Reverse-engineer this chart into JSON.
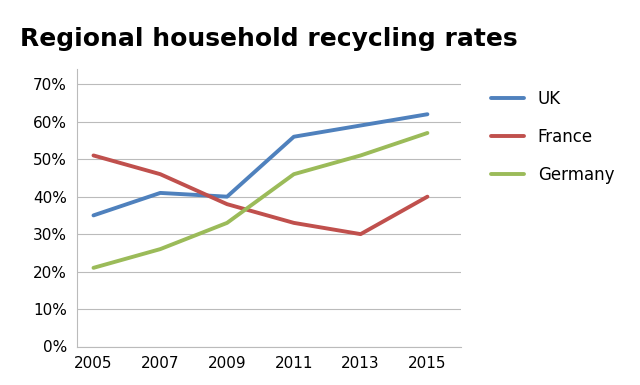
{
  "title": "Regional household recycling rates",
  "years": [
    2005,
    2007,
    2009,
    2011,
    2013,
    2015
  ],
  "series": [
    {
      "label": "UK",
      "values": [
        35,
        41,
        40,
        56,
        59,
        62
      ],
      "color": "#4F81BD"
    },
    {
      "label": "France",
      "values": [
        51,
        46,
        38,
        33,
        30,
        40
      ],
      "color": "#C0504D"
    },
    {
      "label": "Germany",
      "values": [
        21,
        26,
        33,
        46,
        51,
        57
      ],
      "color": "#9BBB59"
    }
  ],
  "ylim": [
    0,
    74
  ],
  "yticks": [
    0,
    10,
    20,
    30,
    40,
    50,
    60,
    70
  ],
  "ytick_labels": [
    "0%",
    "10%",
    "20%",
    "30%",
    "40%",
    "50%",
    "60%",
    "70%"
  ],
  "xticks": [
    2005,
    2007,
    2009,
    2011,
    2013,
    2015
  ],
  "grid_color": "#BBBBBB",
  "title_fontsize": 18,
  "tick_fontsize": 11,
  "legend_fontsize": 12,
  "linewidth": 2.8,
  "background_color": "#FFFFFF"
}
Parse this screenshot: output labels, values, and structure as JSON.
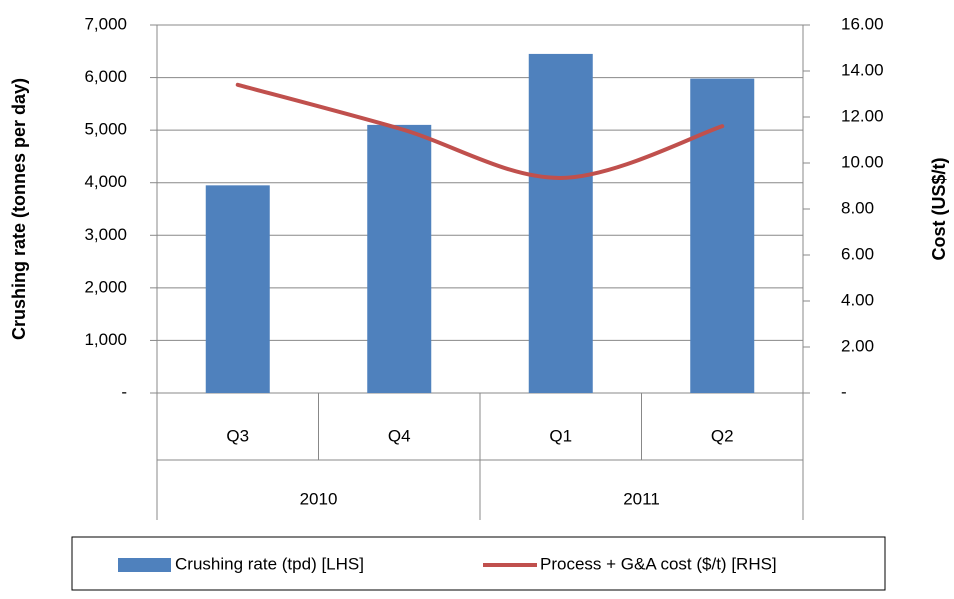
{
  "chart_data": {
    "type": "bar",
    "categories": [
      "Q3",
      "Q4",
      "Q1",
      "Q2"
    ],
    "groups": [
      {
        "label": "2010",
        "count": 2
      },
      {
        "label": "2011",
        "count": 2
      }
    ],
    "series": [
      {
        "name": "Crushing rate (tpd) [LHS]",
        "type": "bar",
        "color": "#4f81bd",
        "values": [
          3950,
          5100,
          6450,
          5980
        ]
      },
      {
        "name": "Process + G&A cost ($/t) [RHS]",
        "type": "line",
        "axis": "y2",
        "color": "#c0504d",
        "values": [
          13.4,
          11.5,
          9.35,
          11.6
        ]
      }
    ],
    "ylabel": "Crushing rate (tonnes per day)",
    "y2label": "Cost (US$/t)",
    "ylim": [
      0,
      7000
    ],
    "yticks": [
      {
        "value": 0,
        "label": "-"
      },
      {
        "value": 1000,
        "label": "1,000"
      },
      {
        "value": 2000,
        "label": "2,000"
      },
      {
        "value": 3000,
        "label": "3,000"
      },
      {
        "value": 4000,
        "label": "4,000"
      },
      {
        "value": 5000,
        "label": "5,000"
      },
      {
        "value": 6000,
        "label": "6,000"
      },
      {
        "value": 7000,
        "label": "7,000"
      }
    ],
    "y2lim": [
      0,
      16
    ],
    "y2ticks": [
      {
        "value": 0,
        "label": "-"
      },
      {
        "value": 2,
        "label": "2.00"
      },
      {
        "value": 4,
        "label": "4.00"
      },
      {
        "value": 6,
        "label": "6.00"
      },
      {
        "value": 8,
        "label": "8.00"
      },
      {
        "value": 10,
        "label": "10.00"
      },
      {
        "value": 12,
        "label": "12.00"
      },
      {
        "value": 14,
        "label": "14.00"
      },
      {
        "value": 16,
        "label": "16.00"
      }
    ],
    "grid": true,
    "legend": "bottom"
  }
}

- - - -

### Direction
Report how many lines in the entries hold the string "this". Nothing but the number is wanted.

### Exercise response
2